Material to process:
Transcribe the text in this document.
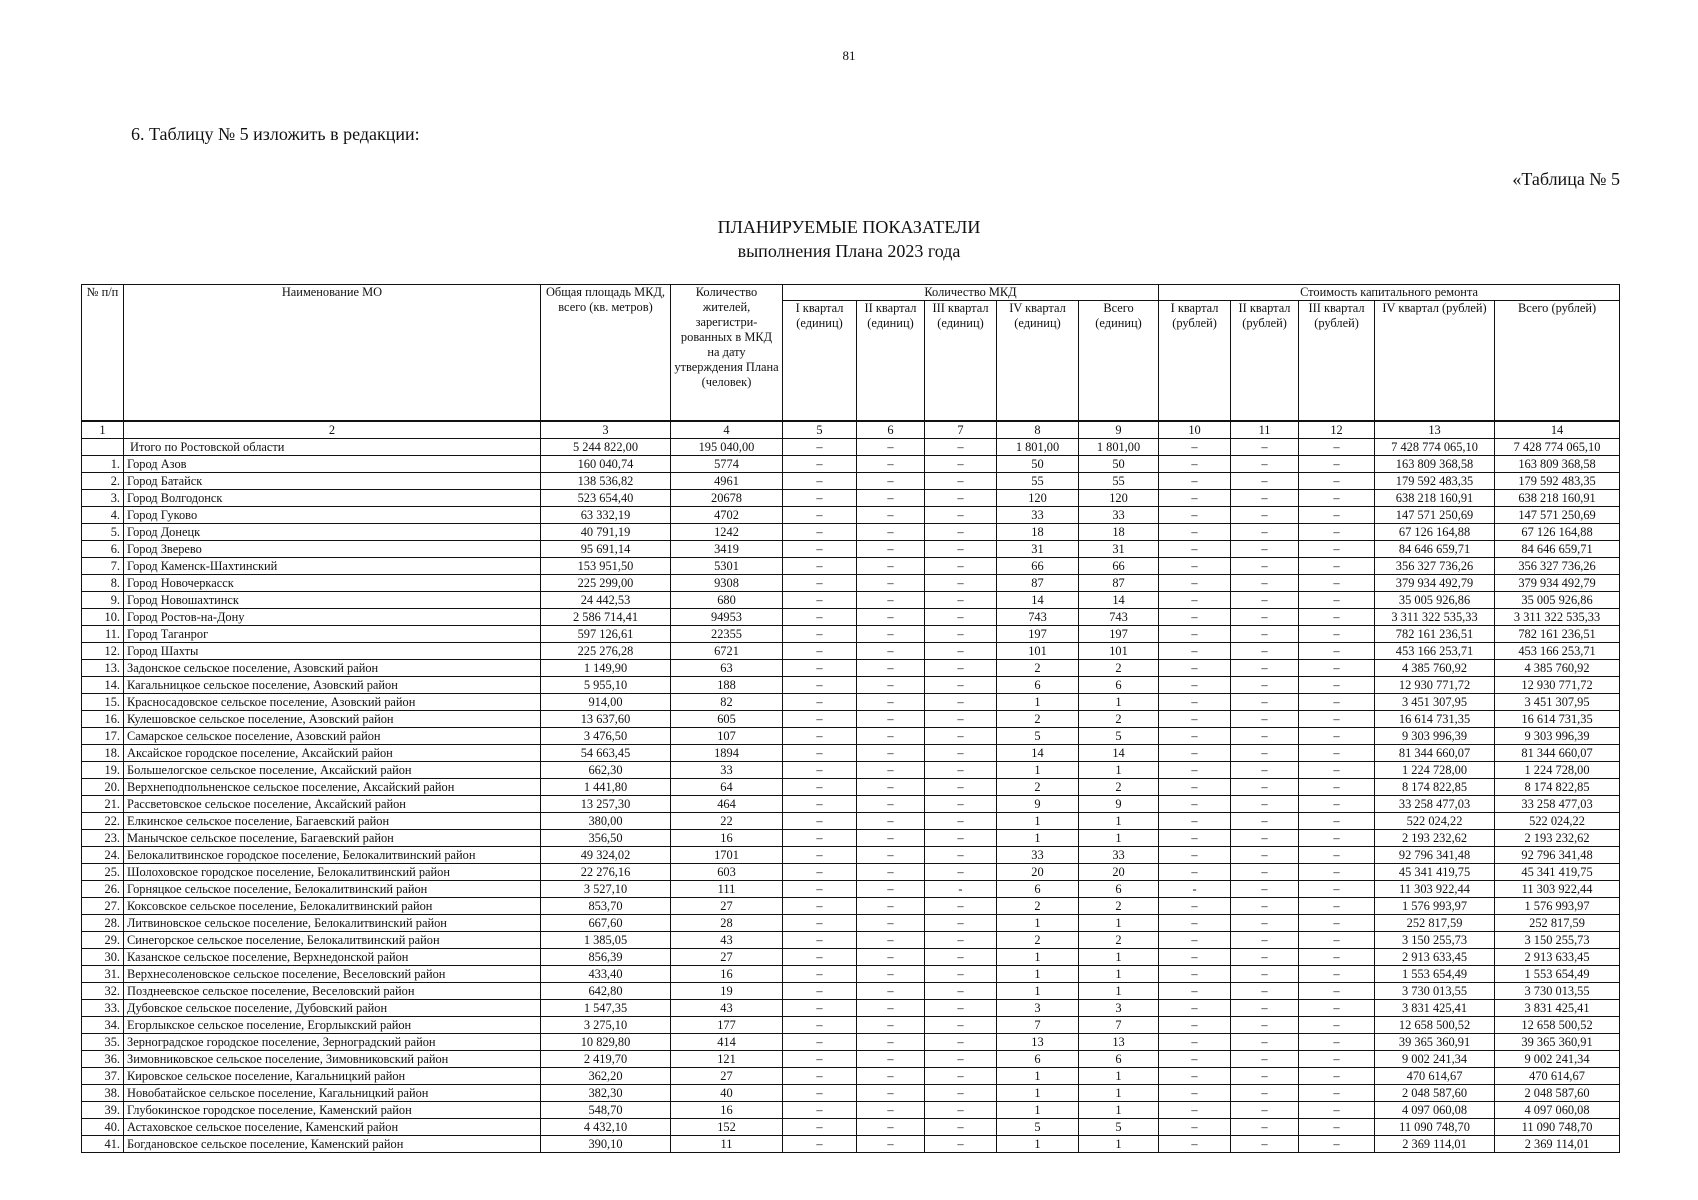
81
6. Таблицу № 5 изложить в редакции:
«Таблица № 5
ПЛАНИРУЕМЫЕ ПОКАЗАТЕЛИ
выполнения Плана 2023 года
№ п/п	Наименование МО	Общая площадь МКД, всего (кв. метров)	Количество жителей, зарегистри-рованных в МКД на дату утверждения Плана (человек)	Количество МКД					Стоимость капитального ремонта				
				I квартал (единиц)	II квартал (единиц)	III квартал (единиц)	IV квартал (единиц)	Всего (единиц)	I квартал (рублей)	II квартал (рублей)	III квартал (рублей)	IV квартал (рублей)	Всего (рублей)
1	2	3	4	5	6	7	8	9	10	11	12	13	14
	Итого по Ростовской области	5 244 822,00	195 040,00	–	–	–	1 801,00	1 801,00	–	–	–	7 428 774 065,10	7 428 774 065,10
1.	Город Азов	160 040,74	5774	–	–	–	50	50	–	–	–	163 809 368,58	163 809 368,58
2.	Город Батайск	138 536,82	4961	–	–	–	55	55	–	–	–	179 592 483,35	179 592 483,35
3.	Город Волгодонск	523 654,40	20678	–	–	–	120	120	–	–	–	638 218 160,91	638 218 160,91
4.	Город Гуково	63 332,19	4702	–	–	–	33	33	–	–	–	147 571 250,69	147 571 250,69
5.	Город Донецк	40 791,19	1242	–	–	–	18	18	–	–	–	67 126 164,88	67 126 164,88
6.	Город Зверево	95 691,14	3419	–	–	–	31	31	–	–	–	84 646 659,71	84 646 659,71
7.	Город Каменск-Шахтинский	153 951,50	5301	–	–	–	66	66	–	–	–	356 327 736,26	356 327 736,26
8.	Город Новочеркасск	225 299,00	9308	–	–	–	87	87	–	–	–	379 934 492,79	379 934 492,79
9.	Город Новошахтинск	24 442,53	680	–	–	–	14	14	–	–	–	35 005 926,86	35 005 926,86
10.	Город Ростов-на-Дону	2 586 714,41	94953	–	–	–	743	743	–	–	–	3 311 322 535,33	3 311 322 535,33
11.	Город Таганрог	597 126,61	22355	–	–	–	197	197	–	–	–	782 161 236,51	782 161 236,51
12.	Город Шахты	225 276,28	6721	–	–	–	101	101	–	–	–	453 166 253,71	453 166 253,71
13.	Задонское сельское поселение, Азовский район	1 149,90	63	–	–	–	2	2	–	–	–	4 385 760,92	4 385 760,92
14.	Кагальницкое сельское поселение, Азовский район	5 955,10	188	–	–	–	6	6	–	–	–	12 930 771,72	12 930 771,72
15.	Красносадовское сельское поселение, Азовский район	914,00	82	–	–	–	1	1	–	–	–	3 451 307,95	3 451 307,95
16.	Кулешовское сельское поселение, Азовский район	13 637,60	605	–	–	–	2	2	–	–	–	16 614 731,35	16 614 731,35
17.	Самарское сельское поселение, Азовский район	3 476,50	107	–	–	–	5	5	–	–	–	9 303 996,39	9 303 996,39
18.	Аксайское городское поселение, Аксайский район	54 663,45	1894	–	–	–	14	14	–	–	–	81 344 660,07	81 344 660,07
19.	Большелогское сельское поселение, Аксайский район	662,30	33	–	–	–	1	1	–	–	–	1 224 728,00	1 224 728,00
20.	Верхнеподпольненское сельское поселение, Аксайский район	1 441,80	64	–	–	–	2	2	–	–	–	8 174 822,85	8 174 822,85
21.	Рассветовское сельское поселение, Аксайский район	13 257,30	464	–	–	–	9	9	–	–	–	33 258 477,03	33 258 477,03
22.	Елкинское сельское поселение, Багаевский район	380,00	22	–	–	–	1	1	–	–	–	522 024,22	522 024,22
23.	Манычское сельское поселение, Багаевский район	356,50	16	–	–	–	1	1	–	–	–	2 193 232,62	2 193 232,62
24.	Белокалитвинское городское поселение, Белокалитвинский район	49 324,02	1701	–	–	–	33	33	–	–	–	92 796 341,48	92 796 341,48
25.	Шолоховское городское поселение, Белокалитвинский район	22 276,16	603	–	–	–	20	20	–	–	–	45 341 419,75	45 341 419,75
26.	Горняцкое сельское поселение, Белокалитвинский район	3 527,10	111	–	–	-	6	6	-	–	–	11 303 922,44	11 303 922,44
27.	Коксовское сельское поселение, Белокалитвинский район	853,70	27	–	–	–	2	2	–	–	–	1 576 993,97	1 576 993,97
28.	Литвиновское сельское поселение, Белокалитвинский район	667,60	28	–	–	–	1	1	–	–	–	252 817,59	252 817,59
29.	Синегорское сельское поселение, Белокалитвинский район	1 385,05	43	–	–	–	2	2	–	–	–	3 150 255,73	3 150 255,73
30.	Казанское сельское поселение, Верхнедонской район	856,39	27	–	–	–	1	1	–	–	–	2 913 633,45	2 913 633,45
31.	Верхнесоленовское сельское поселение, Веселовский район	433,40	16	–	–	–	1	1	–	–	–	1 553 654,49	1 553 654,49
32.	Позднеевское сельское поселение, Веселовский район	642,80	19	–	–	–	1	1	–	–	–	3 730 013,55	3 730 013,55
33.	Дубовское сельское поселение, Дубовский район	1 547,35	43	–	–	–	3	3	–	–	–	3 831 425,41	3 831 425,41
34.	Егорлыкское сельское поселение, Егорлыкский район	3 275,10	177	–	–	–	7	7	–	–	–	12 658 500,52	12 658 500,52
35.	Зерноградское городское поселение, Зерноградский район	10 829,80	414	–	–	–	13	13	–	–	–	39 365 360,91	39 365 360,91
36.	Зимовниковское сельское поселение, Зимовниковский район	2 419,70	121	–	–	–	6	6	–	–	–	9 002 241,34	9 002 241,34
37.	Кировское сельское поселение, Кагальницкий район	362,20	27	–	–	–	1	1	–	–	–	470 614,67	470 614,67
38.	Новобатайское сельское поселение, Кагальницкий район	382,30	40	–	–	–	1	1	–	–	–	2 048 587,60	2 048 587,60
39.	Глубокинское городское поселение, Каменский район	548,70	16	–	–	–	1	1	–	–	–	4 097 060,08	4 097 060,08
40.	Астаховское сельское поселение, Каменский район	4 432,10	152	–	–	–	5	5	–	–	–	11 090 748,70	11 090 748,70
41.	Богдановское сельское поселение, Каменский район	390,10	11	–	–	–	1	1	–	–	–	2 369 114,01	2 369 114,01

Work to do:
Quote the listing above in full, except for the pictures.

Result for this exercise:
Transcribe the text in this document.
81
6. Таблицу № 5 изложить в редакции:
«Таблица № 5
ПЛАНИРУЕМЫЕ ПОКАЗАТЕЛИ
выполнения Плана 2023 года
№ п/п	Наименование МО	Общая площадь МКД, всего (кв. метров)	Количество жителей, зарегистри-рованных в МКД на дату утверждения Плана (человек)	Количество МКД					Стоимость капитального ремонта				
				I квартал (единиц)	II квартал (единиц)	III квартал (единиц)	IV квартал (единиц)	Всего (единиц)	I квартал (рублей)	II квартал (рублей)	III квартал (рублей)	IV квартал (рублей)	Всего (рублей)
1	2	3	4	5	6	7	8	9	10	11	12	13	14
	Итого по Ростовской области	5 244 822,00	195 040,00	–	–	–	1 801,00	1 801,00	–	–	–	7 428 774 065,10	7 428 774 065,10
1.	Город Азов	160 040,74	5774	–	–	–	50	50	–	–	–	163 809 368,58	163 809 368,58
2.	Город Батайск	138 536,82	4961	–	–	–	55	55	–	–	–	179 592 483,35	179 592 483,35
3.	Город Волгодонск	523 654,40	20678	–	–	–	120	120	–	–	–	638 218 160,91	638 218 160,91
4.	Город Гуково	63 332,19	4702	–	–	–	33	33	–	–	–	147 571 250,69	147 571 250,69
5.	Город Донецк	40 791,19	1242	–	–	–	18	18	–	–	–	67 126 164,88	67 126 164,88
6.	Город Зверево	95 691,14	3419	–	–	–	31	31	–	–	–	84 646 659,71	84 646 659,71
7.	Город Каменск-Шахтинский	153 951,50	5301	–	–	–	66	66	–	–	–	356 327 736,26	356 327 736,26
8.	Город Новочеркасск	225 299,00	9308	–	–	–	87	87	–	–	–	379 934 492,79	379 934 492,79
9.	Город Новошахтинск	24 442,53	680	–	–	–	14	14	–	–	–	35 005 926,86	35 005 926,86
10.	Город Ростов-на-Дону	2 586 714,41	94953	–	–	–	743	743	–	–	–	3 311 322 535,33	3 311 322 535,33
11.	Город Таганрог	597 126,61	22355	–	–	–	197	197	–	–	–	782 161 236,51	782 161 236,51
12.	Город Шахты	225 276,28	6721	–	–	–	101	101	–	–	–	453 166 253,71	453 166 253,71
13.	Задонское сельское поселение, Азовский район	1 149,90	63	–	–	–	2	2	–	–	–	4 385 760,92	4 385 760,92
14.	Кагальницкое сельское поселение, Азовский район	5 955,10	188	–	–	–	6	6	–	–	–	12 930 771,72	12 930 771,72
15.	Красносадовское сельское поселение, Азовский район	914,00	82	–	–	–	1	1	–	–	–	3 451 307,95	3 451 307,95
16.	Кулешовское сельское поселение, Азовский район	13 637,60	605	–	–	–	2	2	–	–	–	16 614 731,35	16 614 731,35
17.	Самарское сельское поселение, Азовский район	3 476,50	107	–	–	–	5	5	–	–	–	9 303 996,39	9 303 996,39
18.	Аксайское городское поселение, Аксайский район	54 663,45	1894	–	–	–	14	14	–	–	–	81 344 660,07	81 344 660,07
19.	Большелогское сельское поселение, Аксайский район	662,30	33	–	–	–	1	1	–	–	–	1 224 728,00	1 224 728,00
20.	Верхнеподпольненское сельское поселение, Аксайский район	1 441,80	64	–	–	–	2	2	–	–	–	8 174 822,85	8 174 822,85
21.	Рассветовское сельское поселение, Аксайский район	13 257,30	464	–	–	–	9	9	–	–	–	33 258 477,03	33 258 477,03
22.	Елкинское сельское поселение, Багаевский район	380,00	22	–	–	–	1	1	–	–	–	522 024,22	522 024,22
23.	Манычское сельское поселение, Багаевский район	356,50	16	–	–	–	1	1	–	–	–	2 193 232,62	2 193 232,62
24.	Белокалитвинское городское поселение, Белокалитвинский район	49 324,02	1701	–	–	–	33	33	–	–	–	92 796 341,48	92 796 341,48
25.	Шолоховское городское поселение, Белокалитвинский район	22 276,16	603	–	–	–	20	20	–	–	–	45 341 419,75	45 341 419,75
26.	Горняцкое сельское поселение, Белокалитвинский район	3 527,10	111	–	–	-	6	6	-	–	–	11 303 922,44	11 303 922,44
27.	Коксовское сельское поселение, Белокалитвинский район	853,70	27	–	–	–	2	2	–	–	–	1 576 993,97	1 576 993,97
28.	Литвиновское сельское поселение, Белокалитвинский район	667,60	28	–	–	–	1	1	–	–	–	252 817,59	252 817,59
29.	Синегорское сельское поселение, Белокалитвинский район	1 385,05	43	–	–	–	2	2	–	–	–	3 150 255,73	3 150 255,73
30.	Казанское сельское поселение, Верхнедонской район	856,39	27	–	–	–	1	1	–	–	–	2 913 633,45	2 913 633,45
31.	Верхнесоленовское сельское поселение, Веселовский район	433,40	16	–	–	–	1	1	–	–	–	1 553 654,49	1 553 654,49
32.	Позднеевское сельское поселение, Веселовский район	642,80	19	–	–	–	1	1	–	–	–	3 730 013,55	3 730 013,55
33.	Дубовское сельское поселение, Дубовский район	1 547,35	43	–	–	–	3	3	–	–	–	3 831 425,41	3 831 425,41
34.	Егорлыкское сельское поселение, Егорлыкский район	3 275,10	177	–	–	–	7	7	–	–	–	12 658 500,52	12 658 500,52
35.	Зерноградское городское поселение, Зерноградский район	10 829,80	414	–	–	–	13	13	–	–	–	39 365 360,91	39 365 360,91
36.	Зимовниковское сельское поселение, Зимовниковский район	2 419,70	121	–	–	–	6	6	–	–	–	9 002 241,34	9 002 241,34
37.	Кировское сельское поселение, Кагальницкий район	362,20	27	–	–	–	1	1	–	–	–	470 614,67	470 614,67
38.	Новобатайское сельское поселение, Кагальницкий район	382,30	40	–	–	–	1	1	–	–	–	2 048 587,60	2 048 587,60
39.	Глубокинское городское поселение, Каменский район	548,70	16	–	–	–	1	1	–	–	–	4 097 060,08	4 097 060,08
40.	Астаховское сельское поселение, Каменский район	4 432,10	152	–	–	–	5	5	–	–	–	11 090 748,70	11 090 748,70
41.	Богдановское сельское поселение, Каменский район	390,10	11	–	–	–	1	1	–	–	–	2 369 114,01	2 369 114,01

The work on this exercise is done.